§ Given problem
Go through the listing and pick out each line with the word "that" in it.

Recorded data
****************
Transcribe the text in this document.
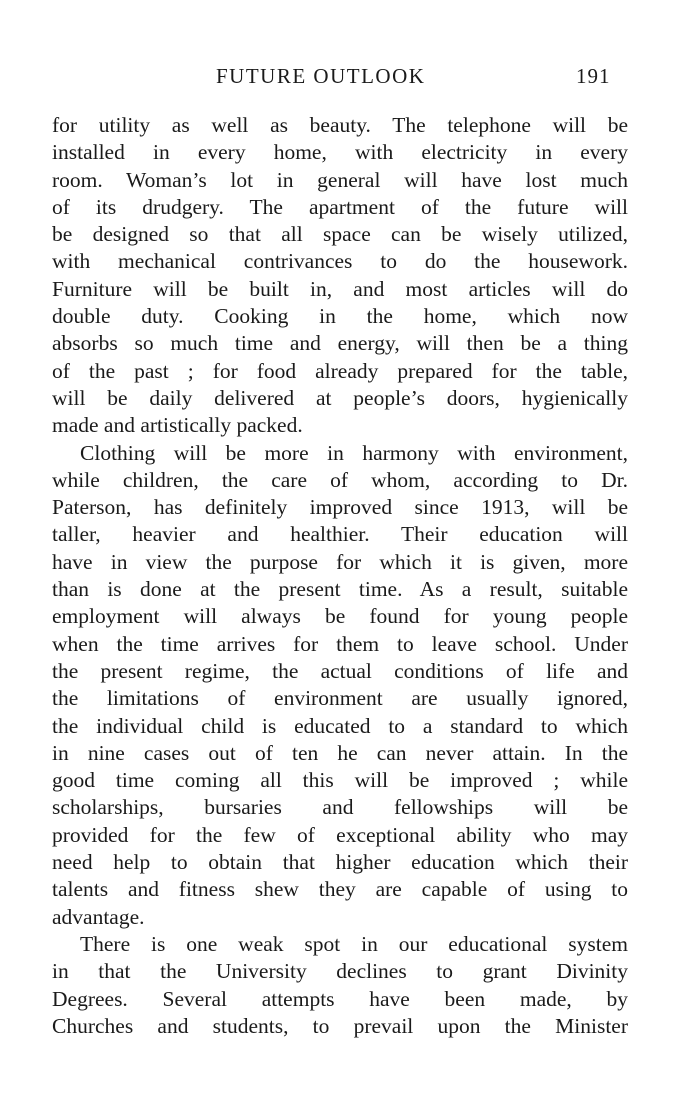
FUTURE OUTLOOK	191
for utility as well as beauty. The telephone will be
installed in every home, with electricity in every
room. Woman’s lot in general will have lost much
of its drudgery. The apartment of the future will
be designed so that all space can be wisely utilized,
with mechanical contrivances to do the housework.
Furniture will be built in, and most articles will do
double duty. Cooking in the home, which now
absorbs so much time and energy, will then be a thing
of the past ; for food already prepared for the table,
will be daily delivered at people’s doors, hygienically
made and artistically packed.
Clothing will be more in harmony with environment,
while children, the care of whom, according to Dr.
Paterson, has definitely improved since 1913, will be
taller, heavier and healthier. Their education will
have in view the purpose for which it is given, more
than is done at the present time. As a result, suitable
employment will always be found for young people
when the time arrives for them to leave school. Under
the present regime, the actual conditions of life and
the limitations of environment are usually ignored,
the individual child is educated to a standard to which
in nine cases out of ten he can never attain. In the
good time coming all this will be improved ; while
scholarships, bursaries and fellowships will be
provided for the few of exceptional ability who may
need help to obtain that higher education which their
talents and fitness shew they are capable of using to
advantage.
There is one weak spot in our educational system
in that the University declines to grant Divinity
Degrees. Several attempts have been made, by
Churches and students, to prevail upon the Minister
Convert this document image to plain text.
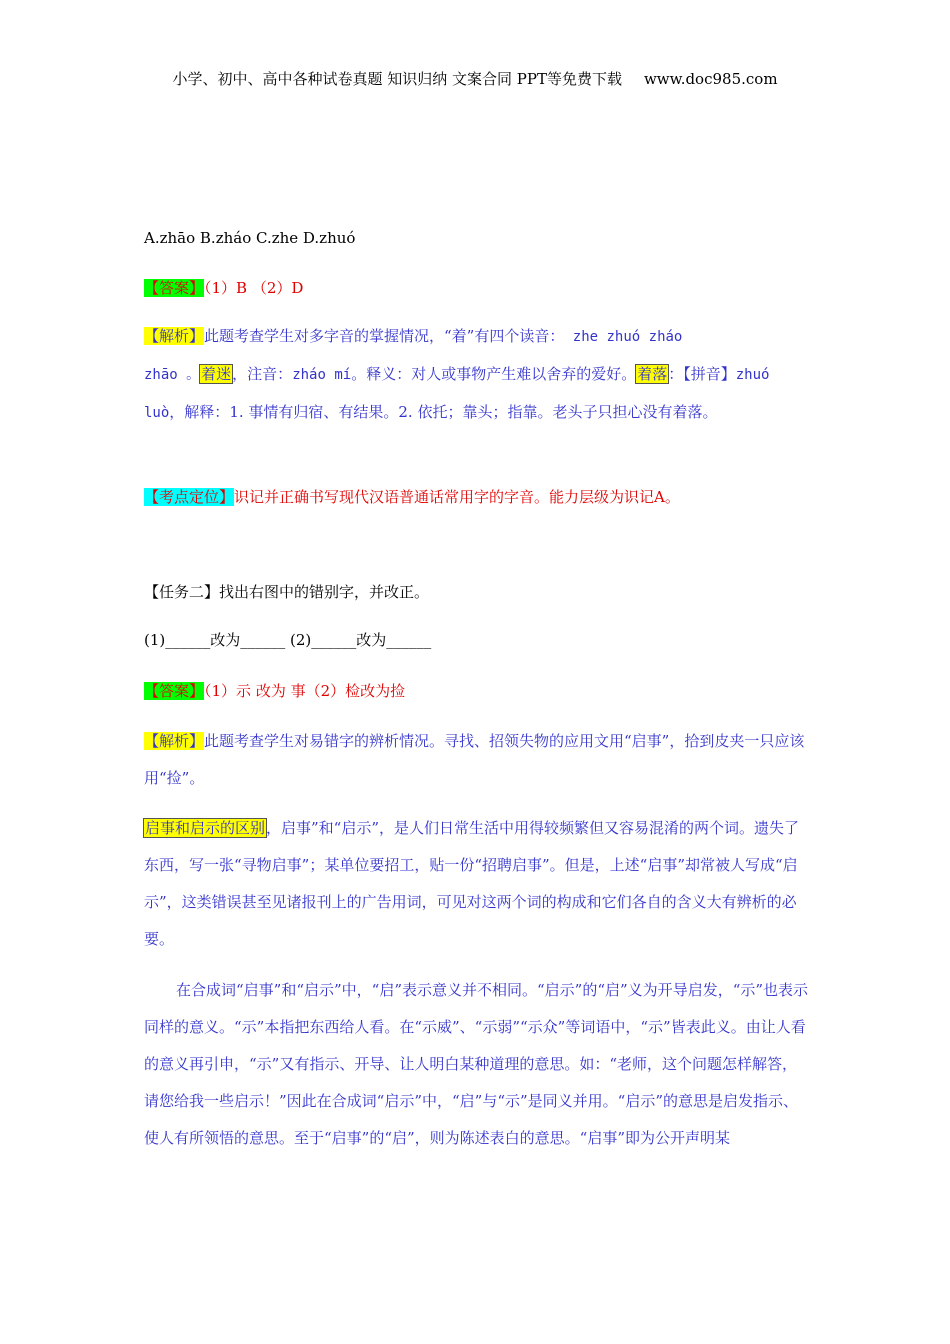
小学、初中、高中各种试卷真题 知识归纳 文案合同 PPT等免费下载 www.doc985.com
A.zhāo B.zháo C.zhe D.zhuó
【答案】（1）B （2）D
【解析】此题考查学生对多字音的掌握情况，“着”有四个读音： zhe zhuó zháo
zhāo 。着迷，注音：zháo mí。释义：对人或事物产生难以舍弃的爱好。着落：【拼音】zhuó luò，解释：1. 事情有归宿、有结果。2. 依托；靠头；指靠。老头子只担心没有着落。
【考点定位】识记并正确书写现代汉语普通话常用字的字音。能力层级为识记A。
【任务二】找出右图中的错别字，并改正。
(1)______改为______ (2)______改为______
【答案】（1）示 改为 事（2）检改为捡
【解析】此题考查学生对易错字的辨析情况。寻找、招领失物的应用文用“启事”，拾到皮夹一只应该用“捡”。
启事和启示的区别，启事”和“启示”，是人们日常生活中用得较频繁但又容易混淆的两个词。遗失了东西，写一张“寻物启事”；某单位要招工，贴一份“招聘启事”。但是，上述“启事”却常被人写成“启示”，这类错误甚至见诸报刊上的广告用词，可见对这两个词的构成和它们各自的含义大有辨析的必要。
在合成词“启事”和“启示”中，“启”表示意义并不相同。“启示”的“启”义为开导启发，“示”也表示同样的意义。“示”本指把东西给人看。在“示威”、“示弱”“示众”等词语中，“示”皆表此义。由让人看的意义再引申，“示”又有指示、开导、让人明白某种道理的意思。如：“老师，这个问题怎样解答，请您给我一些启示！”因此在合成词“启示”中，“启”与“示”是同义并用。“启示”的意思是启发指示、使人有所领悟的意思。至于“启事”的“启”，则为陈述表白的意思。“启事”即为公开声明某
****************
§ In response
be designed so that all space can be wisely utilized,
need help to obtain that higher education which their
in that the University declines to grant Divinity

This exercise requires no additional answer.